= Aim =
Copy every one of these rows word for word.

(Saved entries)
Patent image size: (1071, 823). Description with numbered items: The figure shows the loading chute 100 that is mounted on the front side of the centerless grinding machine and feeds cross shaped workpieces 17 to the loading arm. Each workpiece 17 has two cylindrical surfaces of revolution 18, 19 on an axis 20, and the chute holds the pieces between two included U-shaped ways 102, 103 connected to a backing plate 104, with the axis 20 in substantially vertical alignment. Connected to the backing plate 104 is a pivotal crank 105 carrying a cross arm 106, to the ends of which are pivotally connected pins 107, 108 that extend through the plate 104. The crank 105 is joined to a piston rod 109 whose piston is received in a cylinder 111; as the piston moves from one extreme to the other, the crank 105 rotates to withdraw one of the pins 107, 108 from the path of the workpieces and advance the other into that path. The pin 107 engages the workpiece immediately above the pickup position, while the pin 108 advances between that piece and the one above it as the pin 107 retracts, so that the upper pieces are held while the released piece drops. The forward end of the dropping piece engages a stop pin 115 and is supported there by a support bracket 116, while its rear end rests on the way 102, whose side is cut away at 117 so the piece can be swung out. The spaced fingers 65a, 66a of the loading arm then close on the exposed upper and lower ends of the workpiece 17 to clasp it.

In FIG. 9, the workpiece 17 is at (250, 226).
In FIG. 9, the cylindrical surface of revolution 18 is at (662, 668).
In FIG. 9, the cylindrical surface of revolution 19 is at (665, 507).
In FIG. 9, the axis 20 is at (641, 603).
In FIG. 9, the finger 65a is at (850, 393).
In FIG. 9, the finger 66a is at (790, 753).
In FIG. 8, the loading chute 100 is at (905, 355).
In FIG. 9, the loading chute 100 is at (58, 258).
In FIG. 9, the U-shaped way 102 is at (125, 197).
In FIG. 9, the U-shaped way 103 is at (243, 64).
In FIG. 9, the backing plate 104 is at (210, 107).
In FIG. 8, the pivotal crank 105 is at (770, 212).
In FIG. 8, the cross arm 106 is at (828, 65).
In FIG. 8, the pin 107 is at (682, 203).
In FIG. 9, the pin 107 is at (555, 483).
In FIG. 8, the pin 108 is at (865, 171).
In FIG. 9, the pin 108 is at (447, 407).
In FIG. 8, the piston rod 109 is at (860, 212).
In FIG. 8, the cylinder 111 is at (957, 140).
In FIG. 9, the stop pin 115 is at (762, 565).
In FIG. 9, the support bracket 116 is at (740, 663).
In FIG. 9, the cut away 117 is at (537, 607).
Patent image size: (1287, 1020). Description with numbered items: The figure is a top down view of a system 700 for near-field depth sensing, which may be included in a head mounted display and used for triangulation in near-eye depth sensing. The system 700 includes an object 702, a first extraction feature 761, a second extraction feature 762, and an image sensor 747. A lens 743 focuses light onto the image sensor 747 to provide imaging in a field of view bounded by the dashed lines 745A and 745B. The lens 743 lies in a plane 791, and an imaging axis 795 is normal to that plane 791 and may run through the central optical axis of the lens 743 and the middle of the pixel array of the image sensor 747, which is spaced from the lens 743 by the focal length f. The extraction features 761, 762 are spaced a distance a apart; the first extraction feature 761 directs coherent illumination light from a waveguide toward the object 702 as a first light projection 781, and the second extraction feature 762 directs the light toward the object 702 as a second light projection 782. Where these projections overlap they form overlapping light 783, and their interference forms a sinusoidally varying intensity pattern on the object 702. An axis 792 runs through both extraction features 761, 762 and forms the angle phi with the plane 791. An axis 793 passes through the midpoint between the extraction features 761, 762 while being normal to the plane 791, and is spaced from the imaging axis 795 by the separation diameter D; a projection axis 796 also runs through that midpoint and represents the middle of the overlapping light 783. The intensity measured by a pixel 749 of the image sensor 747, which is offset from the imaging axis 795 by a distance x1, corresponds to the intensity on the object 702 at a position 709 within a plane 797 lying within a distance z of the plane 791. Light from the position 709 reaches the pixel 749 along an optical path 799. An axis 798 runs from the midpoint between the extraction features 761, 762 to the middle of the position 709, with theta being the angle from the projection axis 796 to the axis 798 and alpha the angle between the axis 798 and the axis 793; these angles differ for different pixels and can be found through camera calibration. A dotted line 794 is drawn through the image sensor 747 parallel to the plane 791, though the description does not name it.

= Complete output =
Patent image size: (1071, 823). Description with numbered items: The figure shows the loading chute 100 that is mounted on the front side of the centerless grinding machine and feeds cross shaped workpieces 17 to the loading arm. Each workpiece 17 has two cylindrical surfaces of revolution 18, 19 on an axis 20, and the chute holds the pieces between two included U-shaped ways 102, 103 connected to a backing plate 104, with the axis 20 in substantially vertical alignment. Connected to the backing plate 104 is a pivotal crank 105 carrying a cross arm 106, to the ends of which are pivotally connected pins 107, 108 that extend through the plate 104. The crank 105 is joined to a piston rod 109 whose piston is received in a cylinder 111; as the piston moves from one extreme to the other, the crank 105 rotates to withdraw one of the pins 107, 108 from the path of the workpieces and advance the other into that path. The pin 107 engages the workpiece immediately above the pickup position, while the pin 108 advances between that piece and the one above it as the pin 107 retracts, so that the upper pieces are held while the released piece drops. The forward end of the dropping piece engages a stop pin 115 and is supported there by a support bracket 116, while its rear end rests on the way 102, whose side is cut away at 117 so the piece can be swung out. The spaced fingers 65a, 66a of the loading arm then close on the exposed upper and lower ends of the workpiece 17 to clasp it.

In FIG. 9, the workpiece 17 is at (250, 226).
In FIG. 9, the cylindrical surface of revolution 18 is at (662, 668).
In FIG. 9, the cylindrical surface of revolution 19 is at (665, 507).
In FIG. 9, the axis 20 is at (641, 603).
In FIG. 9, the finger 65a is at (850, 393).
In FIG. 9, the finger 66a is at (790, 753).
In FIG. 8, the loading chute 100 is at (905, 355).
In FIG. 9, the loading chute 100 is at (58, 258).
In FIG. 9, the U-shaped way 102 is at (125, 197).
In FIG. 9, the U-shaped way 103 is at (243, 64).
In FIG. 9, the backing plate 104 is at (210, 107).
In FIG. 8, the pivotal crank 105 is at (770, 212).
In FIG. 8, the cross arm 106 is at (828, 65).
In FIG. 8, the pin 107 is at (682, 203).
In FIG. 9, the pin 107 is at (555, 483).
In FIG. 8, the pin 108 is at (865, 171).
In FIG. 9, the pin 108 is at (447, 407).
In FIG. 8, the piston rod 109 is at (860, 212).
In FIG. 8, the cylinder 111 is at (957, 140).
In FIG. 9, the stop pin 115 is at (762, 565).
In FIG. 9, the support bracket 116 is at (740, 663).
In FIG. 9, the cut away 117 is at (537, 607).
Patent image size: (1287, 1020). Description with numbered items: The figure is a top down view of a system 700 for near-field depth sensing, which may be included in a head mounted display and used for triangulation in near-eye depth sensing. The system 700 includes an object 702, a first extraction feature 761, a second extraction feature 762, and an image sensor 747. A lens 743 focuses light onto the image sensor 747 to provide imaging in a field of view bounded by the dashed lines 745A and 745B. The lens 743 lies in a plane 791, and an imaging axis 795 is normal to that plane 791 and may run through the central optical axis of the lens 743 and the middle of the pixel array of the image sensor 747, which is spaced from the lens 743 by the focal length f. The extraction features 761, 762 are spaced a distance a apart; the first extraction feature 761 directs coherent illumination light from a waveguide toward the object 702 as a first light projection 781, and the second extraction feature 762 directs the light toward the object 702 as a second light projection 782. Where these projections overlap they form overlapping light 783, and their interference forms a sinusoidally varying intensity pattern on the object 702. An axis 792 runs through both extraction features 761, 762 and forms the angle phi with the plane 791. An axis 793 passes through the midpoint between the extraction features 761, 762 while being normal to the plane 791, and is spaced from the imaging axis 795 by the separation diameter D; a projection axis 796 also runs through that midpoint and represents the middle of the overlapping light 783. The intensity measured by a pixel 749 of the image sensor 747, which is offset from the imaging axis 795 by a distance x1, corresponds to the intensity on the object 702 at a position 709 within a plane 797 lying within a distance z of the plane 791. Light from the position 709 reaches the pixel 749 along an optical path 799. An axis 798 runs from the midpoint between the extraction features 761, 762 to the middle of the position 709, with theta being the angle from the projection axis 796 to the axis 798 and alpha the angle between the axis 798 and the axis 793; these angles differ for different pixels and can be found through camera calibration. A dotted line 794 is drawn through the image sensor 747 parallel to the plane 791, though the description does not name it.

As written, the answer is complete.